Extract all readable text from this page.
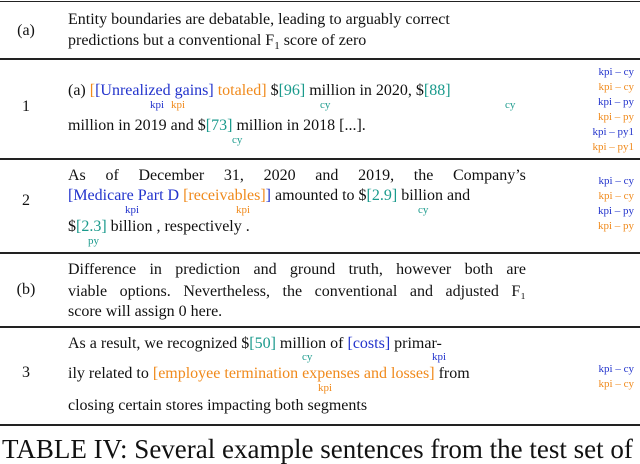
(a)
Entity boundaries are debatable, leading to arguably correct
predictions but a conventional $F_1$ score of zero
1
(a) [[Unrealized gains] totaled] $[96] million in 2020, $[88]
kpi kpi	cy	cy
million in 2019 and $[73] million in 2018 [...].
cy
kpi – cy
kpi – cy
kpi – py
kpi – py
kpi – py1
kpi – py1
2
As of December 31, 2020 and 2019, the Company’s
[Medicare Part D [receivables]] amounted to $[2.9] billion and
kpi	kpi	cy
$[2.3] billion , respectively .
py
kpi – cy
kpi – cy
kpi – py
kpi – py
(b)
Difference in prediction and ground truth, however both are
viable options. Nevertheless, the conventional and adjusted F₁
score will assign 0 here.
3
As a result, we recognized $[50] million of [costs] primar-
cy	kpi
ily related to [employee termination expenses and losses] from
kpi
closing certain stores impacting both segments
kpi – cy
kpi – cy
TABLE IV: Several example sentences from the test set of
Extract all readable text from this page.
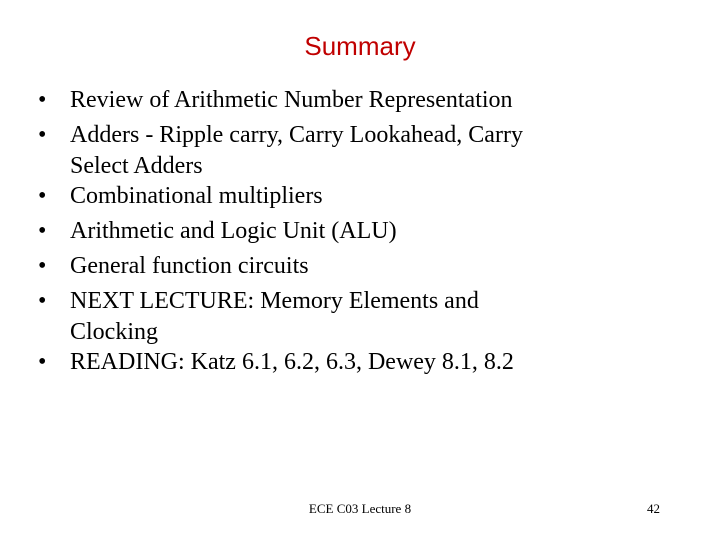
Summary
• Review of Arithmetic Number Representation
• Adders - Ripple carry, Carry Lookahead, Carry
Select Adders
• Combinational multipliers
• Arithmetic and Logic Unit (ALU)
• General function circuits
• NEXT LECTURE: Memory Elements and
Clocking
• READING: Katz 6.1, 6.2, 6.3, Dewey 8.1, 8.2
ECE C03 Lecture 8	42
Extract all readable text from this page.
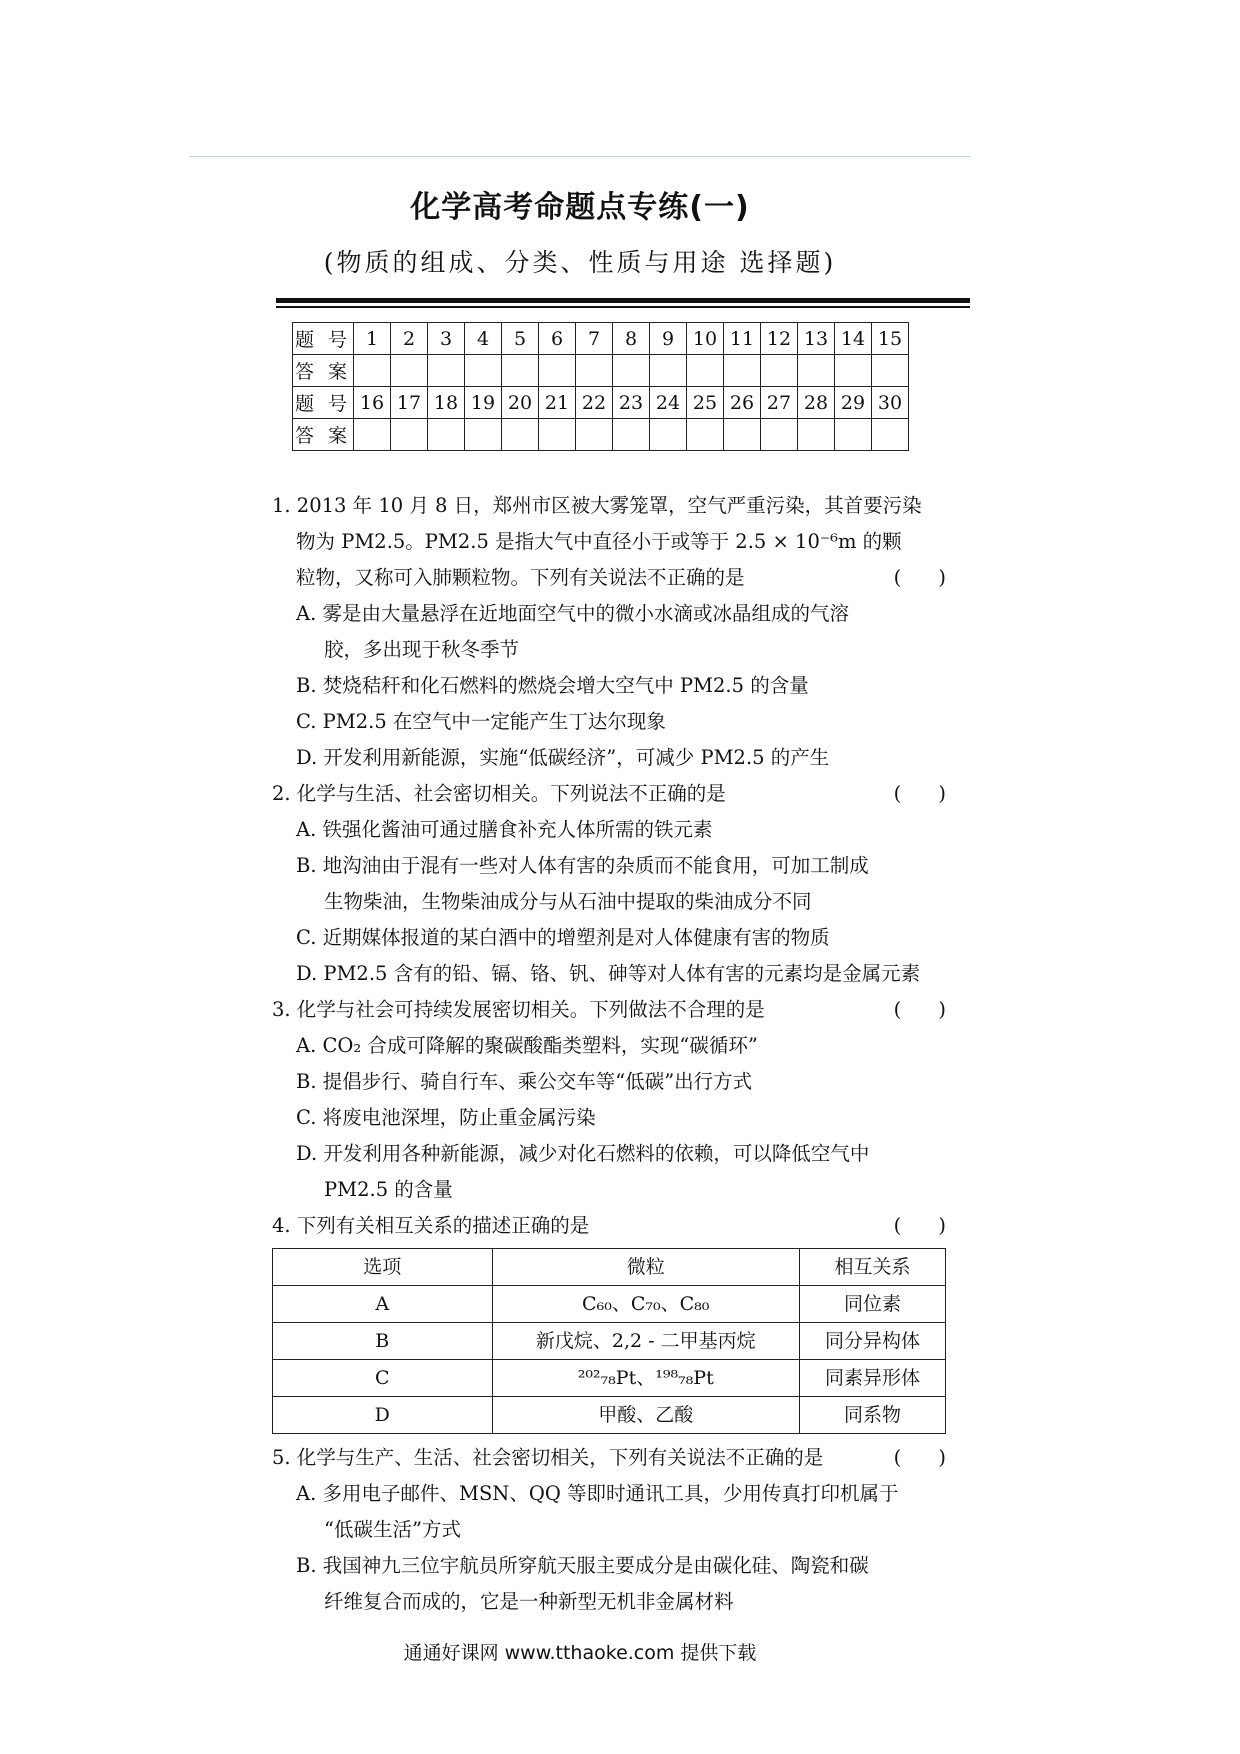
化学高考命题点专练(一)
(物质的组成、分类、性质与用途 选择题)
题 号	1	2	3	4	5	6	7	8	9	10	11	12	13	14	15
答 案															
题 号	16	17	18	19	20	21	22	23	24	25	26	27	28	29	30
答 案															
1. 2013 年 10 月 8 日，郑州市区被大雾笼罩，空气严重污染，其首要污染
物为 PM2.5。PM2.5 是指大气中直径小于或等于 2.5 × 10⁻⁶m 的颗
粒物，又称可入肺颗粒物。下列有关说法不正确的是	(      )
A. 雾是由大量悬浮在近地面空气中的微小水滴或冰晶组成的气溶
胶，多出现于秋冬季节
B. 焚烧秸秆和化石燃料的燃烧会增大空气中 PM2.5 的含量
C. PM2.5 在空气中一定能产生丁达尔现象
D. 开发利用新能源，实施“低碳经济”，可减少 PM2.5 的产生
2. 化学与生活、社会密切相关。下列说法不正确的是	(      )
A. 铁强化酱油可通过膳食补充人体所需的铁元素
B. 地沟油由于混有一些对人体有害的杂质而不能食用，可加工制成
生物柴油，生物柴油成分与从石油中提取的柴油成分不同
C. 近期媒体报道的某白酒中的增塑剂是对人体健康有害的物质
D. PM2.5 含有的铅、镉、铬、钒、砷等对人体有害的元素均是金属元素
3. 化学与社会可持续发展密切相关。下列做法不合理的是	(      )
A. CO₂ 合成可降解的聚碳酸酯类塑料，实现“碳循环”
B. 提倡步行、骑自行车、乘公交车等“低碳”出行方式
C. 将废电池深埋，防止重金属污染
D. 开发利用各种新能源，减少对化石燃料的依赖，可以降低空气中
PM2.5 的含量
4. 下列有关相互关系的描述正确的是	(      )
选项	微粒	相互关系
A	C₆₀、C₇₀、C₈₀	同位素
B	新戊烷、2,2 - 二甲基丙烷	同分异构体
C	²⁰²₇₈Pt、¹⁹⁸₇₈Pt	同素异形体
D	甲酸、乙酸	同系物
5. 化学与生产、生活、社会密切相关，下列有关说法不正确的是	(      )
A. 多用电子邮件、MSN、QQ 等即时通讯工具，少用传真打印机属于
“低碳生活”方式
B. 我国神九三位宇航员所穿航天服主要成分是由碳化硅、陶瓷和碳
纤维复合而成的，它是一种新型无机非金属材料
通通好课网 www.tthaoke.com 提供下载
# # #
**Your objective:** Transcribe the records word for word and include no pictures.

**Exercise result:**
Extract all readable text from this page.
(a)
Entity boundaries are debatable, leading to arguably correct
predictions but a conventional $F_1$ score of zero
1
(a) [[Unrealized gains] totaled] $[96] million in 2020, $[88]
kpi kpi	cy	cy
million in 2019 and $[73] million in 2018 [...].
cy
kpi – cy
kpi – cy
kpi – py
kpi – py
kpi – py1
kpi – py1
2
As of December 31, 2020 and 2019, the Company’s
[Medicare Part D [receivables]] amounted to $[2.9] billion and
kpi	kpi	cy
$[2.3] billion , respectively .
py
kpi – cy
kpi – cy
kpi – py
kpi – py
(b)
Difference in prediction and ground truth, however both are
viable options. Nevertheless, the conventional and adjusted F₁
score will assign 0 here.
3
As a result, we recognized $[50] million of [costs] primar-
cy	kpi
ily related to [employee termination expenses and losses] from
kpi
closing certain stores impacting both segments
kpi – cy
kpi – cy
TABLE IV: Several example sentences from the test set of
Extract all readable text from this page.
Summary
• Review of Arithmetic Number Representation
• Adders - Ripple carry, Carry Lookahead, Carry
Select Adders
• Combinational multipliers
• Arithmetic and Logic Unit (ALU)
• General function circuits
• NEXT LECTURE: Memory Elements and
Clocking
• READING: Katz 6.1, 6.2, 6.3, Dewey 8.1, 8.2
ECE C03 Lecture 8	42
Extract all readable text from this page.
化学高考命题点专练(一)
(物质的组成、分类、性质与用途 选择题)
题 号	1	2	3	4	5	6	7	8	9	10	11	12	13	14	15
答 案															
题 号	16	17	18	19	20	21	22	23	24	25	26	27	28	29	30
答 案															
1. 2013 年 10 月 8 日，郑州市区被大雾笼罩，空气严重污染，其首要污染
物为 PM2.5。PM2.5 是指大气中直径小于或等于 2.5 × 10⁻⁶m 的颗
粒物，又称可入肺颗粒物。下列有关说法不正确的是	(      )
A. 雾是由大量悬浮在近地面空气中的微小水滴或冰晶组成的气溶
胶，多出现于秋冬季节
B. 焚烧秸秆和化石燃料的燃烧会增大空气中 PM2.5 的含量
C. PM2.5 在空气中一定能产生丁达尔现象
D. 开发利用新能源，实施“低碳经济”，可减少 PM2.5 的产生
2. 化学与生活、社会密切相关。下列说法不正确的是	(      )
A. 铁强化酱油可通过膳食补充人体所需的铁元素
B. 地沟油由于混有一些对人体有害的杂质而不能食用，可加工制成
生物柴油，生物柴油成分与从石油中提取的柴油成分不同
C. 近期媒体报道的某白酒中的增塑剂是对人体健康有害的物质
D. PM2.5 含有的铅、镉、铬、钒、砷等对人体有害的元素均是金属元素
3. 化学与社会可持续发展密切相关。下列做法不合理的是	(      )
A. CO₂ 合成可降解的聚碳酸酯类塑料，实现“碳循环”
B. 提倡步行、骑自行车、乘公交车等“低碳”出行方式
C. 将废电池深埋，防止重金属污染
D. 开发利用各种新能源，减少对化石燃料的依赖，可以降低空气中
PM2.5 的含量
4. 下列有关相互关系的描述正确的是	(      )
选项	微粒	相互关系
A	C₆₀、C₇₀、C₈₀	同位素
B	新戊烷、2,2 - 二甲基丙烷	同分异构体
C	²⁰²₇₈Pt、¹⁹⁸₇₈Pt	同素异形体
D	甲酸、乙酸	同系物
5. 化学与生产、生活、社会密切相关，下列有关说法不正确的是	(      )
A. 多用电子邮件、MSN、QQ 等即时通讯工具，少用传真打印机属于
“低碳生活”方式
B. 我国神九三位宇航员所穿航天服主要成分是由碳化硅、陶瓷和碳
纤维复合而成的，它是一种新型无机非金属材料
通通好课网 www.tthaoke.com 提供下载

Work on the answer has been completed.